• _Exercise_:
Would you pull out every line of the material that contains the string "Output"?
***** Input for this task
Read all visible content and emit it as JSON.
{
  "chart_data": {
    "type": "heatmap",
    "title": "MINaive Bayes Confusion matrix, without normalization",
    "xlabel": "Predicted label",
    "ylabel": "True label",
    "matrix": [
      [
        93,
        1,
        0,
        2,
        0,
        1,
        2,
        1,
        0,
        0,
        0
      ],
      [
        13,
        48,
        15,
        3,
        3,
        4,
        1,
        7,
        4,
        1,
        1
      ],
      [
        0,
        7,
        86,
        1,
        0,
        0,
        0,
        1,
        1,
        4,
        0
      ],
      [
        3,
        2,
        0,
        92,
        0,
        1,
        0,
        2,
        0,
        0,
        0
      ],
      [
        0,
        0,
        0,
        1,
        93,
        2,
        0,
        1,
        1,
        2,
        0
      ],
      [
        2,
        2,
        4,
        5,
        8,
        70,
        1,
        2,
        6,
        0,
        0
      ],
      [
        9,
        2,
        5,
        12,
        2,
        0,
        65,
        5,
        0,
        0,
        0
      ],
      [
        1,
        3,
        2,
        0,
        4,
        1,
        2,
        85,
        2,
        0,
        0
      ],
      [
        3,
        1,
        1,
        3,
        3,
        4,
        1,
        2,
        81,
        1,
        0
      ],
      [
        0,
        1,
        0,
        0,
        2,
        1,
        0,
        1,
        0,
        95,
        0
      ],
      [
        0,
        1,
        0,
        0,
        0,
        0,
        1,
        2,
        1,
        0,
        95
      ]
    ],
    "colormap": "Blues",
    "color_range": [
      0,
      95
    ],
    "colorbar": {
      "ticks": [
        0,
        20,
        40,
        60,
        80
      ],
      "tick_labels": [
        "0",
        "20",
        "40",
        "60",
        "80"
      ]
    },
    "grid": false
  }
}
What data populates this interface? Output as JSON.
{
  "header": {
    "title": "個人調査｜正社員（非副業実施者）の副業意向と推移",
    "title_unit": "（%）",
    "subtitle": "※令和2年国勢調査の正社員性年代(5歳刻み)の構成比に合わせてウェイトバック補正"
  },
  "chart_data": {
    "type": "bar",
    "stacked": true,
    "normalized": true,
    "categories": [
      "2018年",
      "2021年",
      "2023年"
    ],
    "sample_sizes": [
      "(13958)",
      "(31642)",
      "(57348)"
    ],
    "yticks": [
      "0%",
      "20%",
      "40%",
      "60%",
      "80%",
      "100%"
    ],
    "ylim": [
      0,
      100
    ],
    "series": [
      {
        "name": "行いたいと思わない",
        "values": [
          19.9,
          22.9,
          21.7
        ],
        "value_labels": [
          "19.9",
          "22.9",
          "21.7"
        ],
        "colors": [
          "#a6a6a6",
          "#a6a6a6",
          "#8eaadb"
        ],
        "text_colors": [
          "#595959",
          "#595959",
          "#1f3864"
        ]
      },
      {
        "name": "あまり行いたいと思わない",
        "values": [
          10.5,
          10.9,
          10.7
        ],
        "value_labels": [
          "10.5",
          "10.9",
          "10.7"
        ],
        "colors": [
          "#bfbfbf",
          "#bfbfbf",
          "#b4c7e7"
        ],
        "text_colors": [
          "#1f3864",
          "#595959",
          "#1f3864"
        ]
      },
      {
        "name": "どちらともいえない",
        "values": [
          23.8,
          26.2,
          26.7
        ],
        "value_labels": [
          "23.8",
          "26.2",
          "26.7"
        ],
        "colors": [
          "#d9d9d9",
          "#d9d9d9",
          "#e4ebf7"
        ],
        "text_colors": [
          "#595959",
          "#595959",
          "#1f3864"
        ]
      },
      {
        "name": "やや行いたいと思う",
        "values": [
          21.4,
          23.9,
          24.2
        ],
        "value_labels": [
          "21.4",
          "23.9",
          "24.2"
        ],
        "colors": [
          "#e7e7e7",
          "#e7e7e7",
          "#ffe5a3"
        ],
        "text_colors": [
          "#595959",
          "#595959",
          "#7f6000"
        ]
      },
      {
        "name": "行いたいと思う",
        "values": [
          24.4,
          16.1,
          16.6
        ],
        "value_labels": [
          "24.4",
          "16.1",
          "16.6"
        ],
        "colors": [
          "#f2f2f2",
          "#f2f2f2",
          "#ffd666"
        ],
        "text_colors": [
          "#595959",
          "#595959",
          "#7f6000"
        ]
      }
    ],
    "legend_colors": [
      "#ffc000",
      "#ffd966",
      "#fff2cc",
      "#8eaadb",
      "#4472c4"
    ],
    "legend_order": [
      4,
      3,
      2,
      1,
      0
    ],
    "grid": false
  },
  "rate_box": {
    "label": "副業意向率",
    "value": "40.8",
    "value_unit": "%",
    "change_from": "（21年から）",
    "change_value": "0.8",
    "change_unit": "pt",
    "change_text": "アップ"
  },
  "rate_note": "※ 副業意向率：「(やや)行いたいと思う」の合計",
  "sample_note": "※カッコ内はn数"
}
**********
***** Input for this task
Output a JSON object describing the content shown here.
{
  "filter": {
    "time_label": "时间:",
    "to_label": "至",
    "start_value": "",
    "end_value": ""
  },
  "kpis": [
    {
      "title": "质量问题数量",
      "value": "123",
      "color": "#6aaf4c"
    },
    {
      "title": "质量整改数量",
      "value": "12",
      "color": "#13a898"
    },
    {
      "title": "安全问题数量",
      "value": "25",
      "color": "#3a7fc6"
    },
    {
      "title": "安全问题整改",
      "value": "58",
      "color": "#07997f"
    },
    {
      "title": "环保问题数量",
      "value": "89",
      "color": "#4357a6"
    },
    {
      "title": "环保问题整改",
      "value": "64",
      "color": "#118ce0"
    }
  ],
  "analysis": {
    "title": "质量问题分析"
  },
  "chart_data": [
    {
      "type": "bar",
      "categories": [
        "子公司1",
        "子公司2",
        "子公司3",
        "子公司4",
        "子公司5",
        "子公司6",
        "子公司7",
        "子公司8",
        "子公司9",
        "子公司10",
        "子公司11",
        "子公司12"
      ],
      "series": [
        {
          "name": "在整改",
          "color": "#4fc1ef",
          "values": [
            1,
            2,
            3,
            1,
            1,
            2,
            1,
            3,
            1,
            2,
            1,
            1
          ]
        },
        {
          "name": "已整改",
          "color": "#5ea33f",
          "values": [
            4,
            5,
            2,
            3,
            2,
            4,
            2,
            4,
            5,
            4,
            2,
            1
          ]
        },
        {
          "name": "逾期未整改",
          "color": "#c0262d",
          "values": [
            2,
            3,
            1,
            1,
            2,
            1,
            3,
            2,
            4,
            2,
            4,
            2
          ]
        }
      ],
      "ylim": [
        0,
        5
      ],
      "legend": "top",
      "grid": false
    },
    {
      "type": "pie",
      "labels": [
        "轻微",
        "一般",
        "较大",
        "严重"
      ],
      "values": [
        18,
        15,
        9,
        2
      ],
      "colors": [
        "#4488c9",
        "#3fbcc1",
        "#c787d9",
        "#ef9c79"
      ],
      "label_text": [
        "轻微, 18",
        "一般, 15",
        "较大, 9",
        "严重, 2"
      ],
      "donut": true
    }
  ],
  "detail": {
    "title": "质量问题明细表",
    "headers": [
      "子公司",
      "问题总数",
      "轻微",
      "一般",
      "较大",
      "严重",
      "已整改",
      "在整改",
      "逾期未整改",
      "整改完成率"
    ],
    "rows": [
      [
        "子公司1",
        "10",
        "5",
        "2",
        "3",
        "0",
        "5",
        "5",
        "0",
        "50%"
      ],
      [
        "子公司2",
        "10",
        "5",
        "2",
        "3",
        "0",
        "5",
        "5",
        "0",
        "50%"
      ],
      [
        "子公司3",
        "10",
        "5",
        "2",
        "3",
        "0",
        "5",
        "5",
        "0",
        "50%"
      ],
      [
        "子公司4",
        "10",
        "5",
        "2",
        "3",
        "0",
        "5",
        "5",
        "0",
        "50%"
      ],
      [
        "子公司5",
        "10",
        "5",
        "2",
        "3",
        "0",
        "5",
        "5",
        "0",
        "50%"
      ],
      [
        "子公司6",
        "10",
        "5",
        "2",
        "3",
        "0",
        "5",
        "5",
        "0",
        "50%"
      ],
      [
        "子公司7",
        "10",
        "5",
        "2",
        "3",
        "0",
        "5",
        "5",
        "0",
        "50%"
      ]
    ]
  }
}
**********
• _Answer in full_:
What data populates this interface? Output as JSON.
Output a JSON object describing the content shown here.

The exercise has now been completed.